[begin Records to use]

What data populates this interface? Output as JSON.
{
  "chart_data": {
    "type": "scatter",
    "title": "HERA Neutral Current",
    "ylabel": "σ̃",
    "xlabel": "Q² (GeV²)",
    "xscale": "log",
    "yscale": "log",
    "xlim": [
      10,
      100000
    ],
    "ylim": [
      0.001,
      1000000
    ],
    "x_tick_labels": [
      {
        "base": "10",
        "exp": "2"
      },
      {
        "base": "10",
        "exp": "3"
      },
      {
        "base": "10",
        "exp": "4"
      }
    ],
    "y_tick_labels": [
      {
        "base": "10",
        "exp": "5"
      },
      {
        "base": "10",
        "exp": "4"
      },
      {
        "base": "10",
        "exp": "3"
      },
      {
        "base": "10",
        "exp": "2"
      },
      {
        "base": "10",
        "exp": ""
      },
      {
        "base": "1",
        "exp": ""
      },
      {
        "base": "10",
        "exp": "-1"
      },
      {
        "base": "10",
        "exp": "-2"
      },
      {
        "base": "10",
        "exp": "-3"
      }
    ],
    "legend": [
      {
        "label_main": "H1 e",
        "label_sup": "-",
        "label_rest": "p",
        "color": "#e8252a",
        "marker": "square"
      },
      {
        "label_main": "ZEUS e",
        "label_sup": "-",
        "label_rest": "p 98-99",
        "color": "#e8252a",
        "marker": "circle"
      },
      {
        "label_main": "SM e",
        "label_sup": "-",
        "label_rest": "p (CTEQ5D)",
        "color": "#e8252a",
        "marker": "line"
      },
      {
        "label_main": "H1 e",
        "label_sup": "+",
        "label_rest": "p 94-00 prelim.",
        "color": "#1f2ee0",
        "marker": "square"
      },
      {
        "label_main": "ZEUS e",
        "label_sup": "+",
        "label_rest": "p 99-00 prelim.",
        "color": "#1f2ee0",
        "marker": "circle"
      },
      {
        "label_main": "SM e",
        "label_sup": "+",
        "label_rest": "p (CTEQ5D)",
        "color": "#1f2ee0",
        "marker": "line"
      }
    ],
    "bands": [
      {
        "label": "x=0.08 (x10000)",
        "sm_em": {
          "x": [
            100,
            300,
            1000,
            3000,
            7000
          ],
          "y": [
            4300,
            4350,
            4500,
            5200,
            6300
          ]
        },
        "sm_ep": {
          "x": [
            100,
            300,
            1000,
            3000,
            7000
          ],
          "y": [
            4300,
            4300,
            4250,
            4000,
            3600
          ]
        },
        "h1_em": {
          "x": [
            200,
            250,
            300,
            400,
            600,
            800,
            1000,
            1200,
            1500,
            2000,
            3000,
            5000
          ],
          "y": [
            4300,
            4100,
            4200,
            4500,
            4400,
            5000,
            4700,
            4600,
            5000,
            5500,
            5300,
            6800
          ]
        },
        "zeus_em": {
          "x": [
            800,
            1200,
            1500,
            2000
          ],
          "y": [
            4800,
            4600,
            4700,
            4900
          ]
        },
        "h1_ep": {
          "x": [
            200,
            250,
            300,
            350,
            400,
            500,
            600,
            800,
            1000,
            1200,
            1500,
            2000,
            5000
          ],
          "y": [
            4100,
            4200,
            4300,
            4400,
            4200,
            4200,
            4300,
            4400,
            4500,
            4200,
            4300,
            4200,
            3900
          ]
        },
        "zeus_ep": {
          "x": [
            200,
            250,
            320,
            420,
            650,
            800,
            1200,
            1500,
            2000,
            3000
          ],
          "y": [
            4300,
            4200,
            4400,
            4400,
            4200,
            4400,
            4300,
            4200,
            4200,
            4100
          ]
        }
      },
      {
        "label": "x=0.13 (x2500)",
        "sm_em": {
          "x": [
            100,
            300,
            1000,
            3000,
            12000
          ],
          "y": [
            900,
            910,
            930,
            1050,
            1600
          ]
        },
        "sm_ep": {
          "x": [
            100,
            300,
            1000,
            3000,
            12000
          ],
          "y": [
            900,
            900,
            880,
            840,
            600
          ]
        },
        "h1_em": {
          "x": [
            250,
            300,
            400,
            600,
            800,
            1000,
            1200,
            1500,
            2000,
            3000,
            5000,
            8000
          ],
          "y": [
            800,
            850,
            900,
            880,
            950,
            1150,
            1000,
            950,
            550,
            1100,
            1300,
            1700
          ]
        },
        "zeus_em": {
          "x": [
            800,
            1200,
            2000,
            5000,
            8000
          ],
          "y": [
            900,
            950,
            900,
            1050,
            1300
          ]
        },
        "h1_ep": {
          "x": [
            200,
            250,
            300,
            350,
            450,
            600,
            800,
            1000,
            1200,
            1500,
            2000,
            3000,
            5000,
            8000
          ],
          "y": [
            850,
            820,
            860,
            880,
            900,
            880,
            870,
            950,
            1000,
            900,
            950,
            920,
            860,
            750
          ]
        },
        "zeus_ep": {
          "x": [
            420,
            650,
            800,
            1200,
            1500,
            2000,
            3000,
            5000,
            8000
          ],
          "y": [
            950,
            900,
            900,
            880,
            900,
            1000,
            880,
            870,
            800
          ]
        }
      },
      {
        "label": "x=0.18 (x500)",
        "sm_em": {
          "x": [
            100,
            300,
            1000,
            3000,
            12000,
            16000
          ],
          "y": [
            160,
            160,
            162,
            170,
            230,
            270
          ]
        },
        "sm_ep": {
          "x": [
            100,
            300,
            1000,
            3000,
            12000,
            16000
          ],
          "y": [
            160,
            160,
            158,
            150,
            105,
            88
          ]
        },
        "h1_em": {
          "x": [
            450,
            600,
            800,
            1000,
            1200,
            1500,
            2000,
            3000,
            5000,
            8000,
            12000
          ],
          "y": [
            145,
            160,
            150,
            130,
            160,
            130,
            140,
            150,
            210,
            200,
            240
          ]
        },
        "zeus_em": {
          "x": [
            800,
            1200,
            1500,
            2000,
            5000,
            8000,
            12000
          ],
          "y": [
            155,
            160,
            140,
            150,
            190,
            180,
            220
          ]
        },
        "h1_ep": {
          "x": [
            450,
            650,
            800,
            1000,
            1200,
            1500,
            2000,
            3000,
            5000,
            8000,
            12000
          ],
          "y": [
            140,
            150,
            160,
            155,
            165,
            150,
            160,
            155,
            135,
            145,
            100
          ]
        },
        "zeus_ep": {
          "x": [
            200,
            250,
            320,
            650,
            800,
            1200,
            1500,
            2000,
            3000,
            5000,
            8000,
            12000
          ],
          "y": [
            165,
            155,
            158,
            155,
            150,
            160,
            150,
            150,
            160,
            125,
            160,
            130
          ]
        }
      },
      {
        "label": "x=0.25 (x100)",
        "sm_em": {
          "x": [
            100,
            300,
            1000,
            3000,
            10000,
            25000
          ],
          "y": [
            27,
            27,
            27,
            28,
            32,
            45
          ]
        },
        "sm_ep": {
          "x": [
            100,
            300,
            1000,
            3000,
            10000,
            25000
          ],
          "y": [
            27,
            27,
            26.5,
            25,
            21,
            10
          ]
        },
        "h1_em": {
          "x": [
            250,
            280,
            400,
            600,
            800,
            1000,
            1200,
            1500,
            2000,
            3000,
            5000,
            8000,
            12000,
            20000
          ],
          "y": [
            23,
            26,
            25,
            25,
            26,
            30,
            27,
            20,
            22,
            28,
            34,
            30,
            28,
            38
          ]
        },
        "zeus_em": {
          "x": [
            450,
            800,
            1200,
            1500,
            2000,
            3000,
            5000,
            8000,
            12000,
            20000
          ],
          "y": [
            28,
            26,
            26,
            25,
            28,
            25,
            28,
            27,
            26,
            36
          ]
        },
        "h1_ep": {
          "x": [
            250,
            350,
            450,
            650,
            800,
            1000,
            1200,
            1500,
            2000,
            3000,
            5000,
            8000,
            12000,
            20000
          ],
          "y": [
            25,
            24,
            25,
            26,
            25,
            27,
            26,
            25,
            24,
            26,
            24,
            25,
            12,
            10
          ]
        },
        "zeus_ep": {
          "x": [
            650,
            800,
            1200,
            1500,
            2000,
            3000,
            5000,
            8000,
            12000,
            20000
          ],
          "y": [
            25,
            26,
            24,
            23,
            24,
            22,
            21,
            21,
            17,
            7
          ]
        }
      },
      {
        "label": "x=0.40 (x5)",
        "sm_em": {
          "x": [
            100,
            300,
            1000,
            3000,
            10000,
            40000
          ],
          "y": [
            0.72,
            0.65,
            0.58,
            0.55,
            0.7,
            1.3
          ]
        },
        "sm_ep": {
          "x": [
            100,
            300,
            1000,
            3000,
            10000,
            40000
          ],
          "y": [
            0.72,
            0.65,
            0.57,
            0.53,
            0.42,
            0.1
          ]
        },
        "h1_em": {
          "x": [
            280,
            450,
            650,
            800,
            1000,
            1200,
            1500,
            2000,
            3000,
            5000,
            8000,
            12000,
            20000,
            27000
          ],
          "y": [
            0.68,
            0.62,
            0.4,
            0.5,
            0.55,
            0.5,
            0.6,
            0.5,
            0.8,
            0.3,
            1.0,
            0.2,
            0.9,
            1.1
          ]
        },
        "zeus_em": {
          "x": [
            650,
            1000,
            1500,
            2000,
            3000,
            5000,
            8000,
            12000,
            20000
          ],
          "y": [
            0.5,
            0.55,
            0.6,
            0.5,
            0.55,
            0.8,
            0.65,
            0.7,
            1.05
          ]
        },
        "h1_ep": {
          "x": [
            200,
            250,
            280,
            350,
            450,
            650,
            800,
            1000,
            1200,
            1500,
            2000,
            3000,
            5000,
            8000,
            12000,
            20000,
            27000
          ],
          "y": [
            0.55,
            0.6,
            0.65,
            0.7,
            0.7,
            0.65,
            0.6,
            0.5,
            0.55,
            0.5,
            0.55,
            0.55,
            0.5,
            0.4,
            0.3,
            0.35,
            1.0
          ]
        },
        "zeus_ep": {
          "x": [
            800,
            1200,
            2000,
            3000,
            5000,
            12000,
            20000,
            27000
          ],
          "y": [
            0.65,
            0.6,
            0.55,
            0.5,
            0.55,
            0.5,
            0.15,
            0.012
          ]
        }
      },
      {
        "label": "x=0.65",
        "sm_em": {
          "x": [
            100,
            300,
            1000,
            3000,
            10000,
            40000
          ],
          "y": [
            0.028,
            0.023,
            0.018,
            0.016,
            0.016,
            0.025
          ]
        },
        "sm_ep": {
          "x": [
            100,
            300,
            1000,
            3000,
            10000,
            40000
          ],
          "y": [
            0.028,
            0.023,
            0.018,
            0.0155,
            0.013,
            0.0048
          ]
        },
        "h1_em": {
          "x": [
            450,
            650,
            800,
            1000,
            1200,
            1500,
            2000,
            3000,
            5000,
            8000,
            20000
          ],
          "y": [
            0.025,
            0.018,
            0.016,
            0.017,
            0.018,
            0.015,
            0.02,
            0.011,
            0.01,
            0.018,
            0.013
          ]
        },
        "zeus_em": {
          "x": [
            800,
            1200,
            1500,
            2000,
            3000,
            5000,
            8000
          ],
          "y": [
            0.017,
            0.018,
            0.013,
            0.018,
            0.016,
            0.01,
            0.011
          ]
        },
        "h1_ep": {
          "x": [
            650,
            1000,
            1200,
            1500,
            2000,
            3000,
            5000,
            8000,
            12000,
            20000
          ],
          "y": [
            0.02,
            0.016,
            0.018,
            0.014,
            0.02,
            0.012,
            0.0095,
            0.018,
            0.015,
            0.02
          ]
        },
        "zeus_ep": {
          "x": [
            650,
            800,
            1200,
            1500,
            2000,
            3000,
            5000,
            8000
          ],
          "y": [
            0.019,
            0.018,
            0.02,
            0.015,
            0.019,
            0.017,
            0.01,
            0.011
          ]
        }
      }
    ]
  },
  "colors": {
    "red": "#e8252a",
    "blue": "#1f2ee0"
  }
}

[end Records to use]

» **The problem**
Scan the listing above. Gather each line that contains the word "prelim".

» **The completed task**
        "label_rest": "p 94-00 prelim.",
        "label_rest": "p 99-00 prelim.",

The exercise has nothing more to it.